**Requirements**
Filter these entries, keeping only lines that hold the word "Muhammed".

**Data excerpts**

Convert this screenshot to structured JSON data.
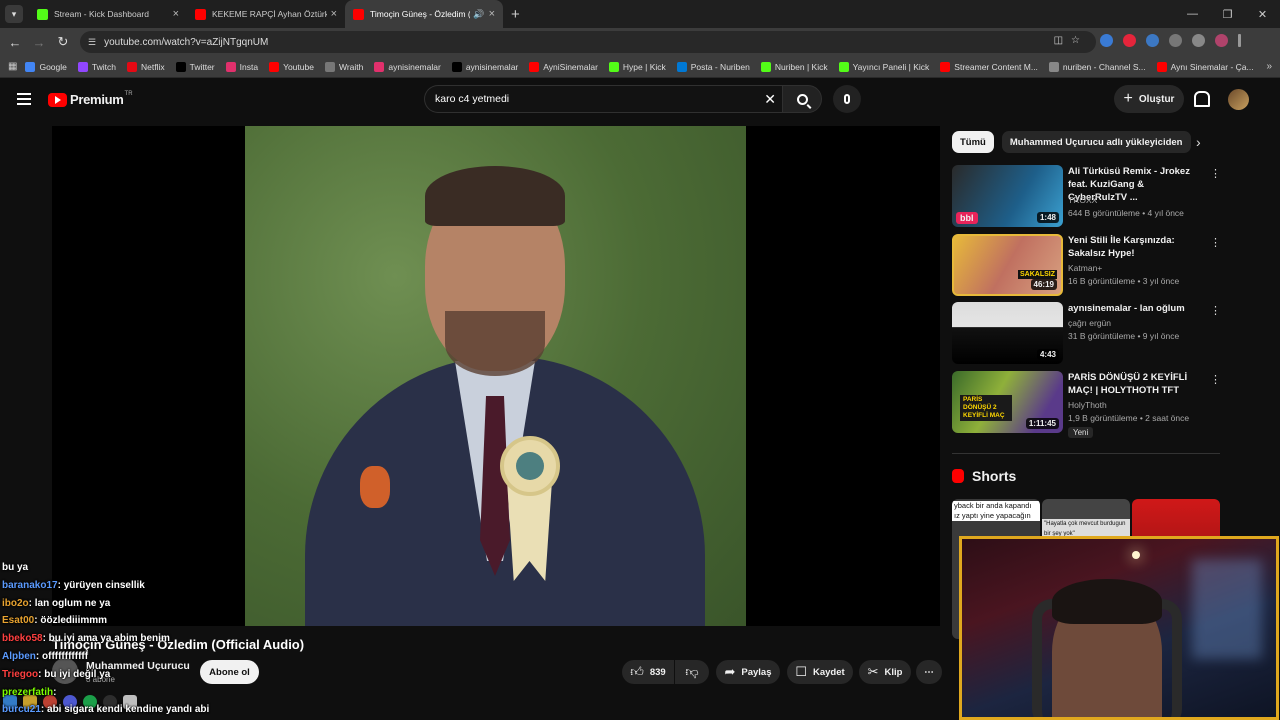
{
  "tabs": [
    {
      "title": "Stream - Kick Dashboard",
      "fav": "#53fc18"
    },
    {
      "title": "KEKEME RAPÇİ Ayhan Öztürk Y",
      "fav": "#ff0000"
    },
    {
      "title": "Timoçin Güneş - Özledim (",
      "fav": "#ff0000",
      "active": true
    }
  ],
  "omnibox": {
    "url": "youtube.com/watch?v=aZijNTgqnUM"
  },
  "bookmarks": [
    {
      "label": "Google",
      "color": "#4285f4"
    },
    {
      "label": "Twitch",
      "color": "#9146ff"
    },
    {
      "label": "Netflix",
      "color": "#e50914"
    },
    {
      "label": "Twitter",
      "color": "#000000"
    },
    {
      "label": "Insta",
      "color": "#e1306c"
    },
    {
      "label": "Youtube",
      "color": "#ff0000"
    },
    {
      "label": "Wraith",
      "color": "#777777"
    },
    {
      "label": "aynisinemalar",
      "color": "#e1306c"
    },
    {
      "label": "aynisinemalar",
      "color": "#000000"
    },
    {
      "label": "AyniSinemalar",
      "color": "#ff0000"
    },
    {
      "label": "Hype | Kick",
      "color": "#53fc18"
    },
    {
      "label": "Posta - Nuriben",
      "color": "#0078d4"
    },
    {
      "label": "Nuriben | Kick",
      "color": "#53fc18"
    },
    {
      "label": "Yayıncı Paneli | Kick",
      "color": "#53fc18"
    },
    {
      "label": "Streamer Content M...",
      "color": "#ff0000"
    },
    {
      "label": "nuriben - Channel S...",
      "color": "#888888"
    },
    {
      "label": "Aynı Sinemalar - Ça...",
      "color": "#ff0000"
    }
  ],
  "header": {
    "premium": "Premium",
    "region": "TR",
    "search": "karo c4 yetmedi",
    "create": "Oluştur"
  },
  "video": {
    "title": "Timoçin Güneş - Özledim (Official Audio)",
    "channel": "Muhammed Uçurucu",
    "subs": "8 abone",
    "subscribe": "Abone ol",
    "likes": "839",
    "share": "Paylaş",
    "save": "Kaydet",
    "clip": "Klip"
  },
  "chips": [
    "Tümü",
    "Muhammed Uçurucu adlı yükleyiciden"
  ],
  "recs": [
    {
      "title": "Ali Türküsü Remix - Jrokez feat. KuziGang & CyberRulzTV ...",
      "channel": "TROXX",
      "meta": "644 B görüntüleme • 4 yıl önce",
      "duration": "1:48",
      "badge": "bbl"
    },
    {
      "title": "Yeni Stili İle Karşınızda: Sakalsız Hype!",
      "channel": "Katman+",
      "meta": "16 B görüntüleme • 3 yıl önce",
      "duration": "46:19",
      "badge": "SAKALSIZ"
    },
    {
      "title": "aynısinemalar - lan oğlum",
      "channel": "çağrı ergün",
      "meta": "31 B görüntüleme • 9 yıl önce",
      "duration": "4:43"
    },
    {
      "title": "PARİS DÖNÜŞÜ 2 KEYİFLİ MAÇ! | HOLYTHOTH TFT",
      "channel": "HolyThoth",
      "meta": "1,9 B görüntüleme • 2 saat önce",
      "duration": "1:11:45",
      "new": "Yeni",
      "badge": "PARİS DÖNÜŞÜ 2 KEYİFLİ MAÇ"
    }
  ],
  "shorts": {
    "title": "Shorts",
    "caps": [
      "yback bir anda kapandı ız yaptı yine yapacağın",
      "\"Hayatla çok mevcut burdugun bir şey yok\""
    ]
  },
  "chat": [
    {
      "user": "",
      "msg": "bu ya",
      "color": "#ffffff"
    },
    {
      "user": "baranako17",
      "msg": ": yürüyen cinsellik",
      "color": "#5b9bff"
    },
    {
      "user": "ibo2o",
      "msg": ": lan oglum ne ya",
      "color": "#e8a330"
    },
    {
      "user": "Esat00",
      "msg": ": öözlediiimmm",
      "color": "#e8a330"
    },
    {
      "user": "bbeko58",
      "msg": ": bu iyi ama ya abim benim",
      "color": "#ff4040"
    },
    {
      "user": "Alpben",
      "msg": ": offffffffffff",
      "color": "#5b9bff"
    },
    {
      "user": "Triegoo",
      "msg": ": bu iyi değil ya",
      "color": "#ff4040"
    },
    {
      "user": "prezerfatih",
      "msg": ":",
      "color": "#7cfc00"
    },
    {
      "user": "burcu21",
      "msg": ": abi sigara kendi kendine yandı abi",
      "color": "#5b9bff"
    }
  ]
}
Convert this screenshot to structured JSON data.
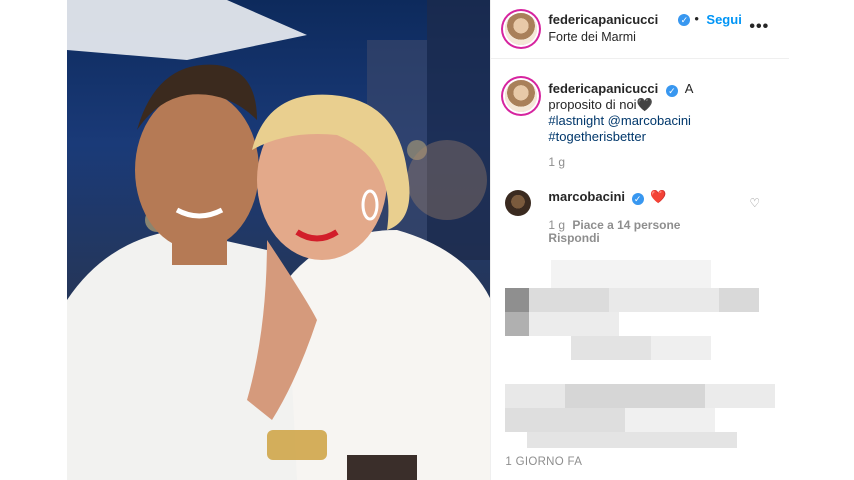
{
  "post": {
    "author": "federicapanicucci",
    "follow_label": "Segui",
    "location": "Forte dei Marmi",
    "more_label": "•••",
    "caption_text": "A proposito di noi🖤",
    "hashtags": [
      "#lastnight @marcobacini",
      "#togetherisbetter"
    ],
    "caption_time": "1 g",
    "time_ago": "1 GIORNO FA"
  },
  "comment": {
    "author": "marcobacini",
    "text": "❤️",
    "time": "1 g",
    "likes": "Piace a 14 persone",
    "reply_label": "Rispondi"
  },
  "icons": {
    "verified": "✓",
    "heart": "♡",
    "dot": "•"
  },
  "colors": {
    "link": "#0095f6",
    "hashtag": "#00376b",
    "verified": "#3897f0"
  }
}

**Solution**
    "channel": "Muhammed Uçurucu",
    "Muhammed Uçurucu adlı yükleyiciden"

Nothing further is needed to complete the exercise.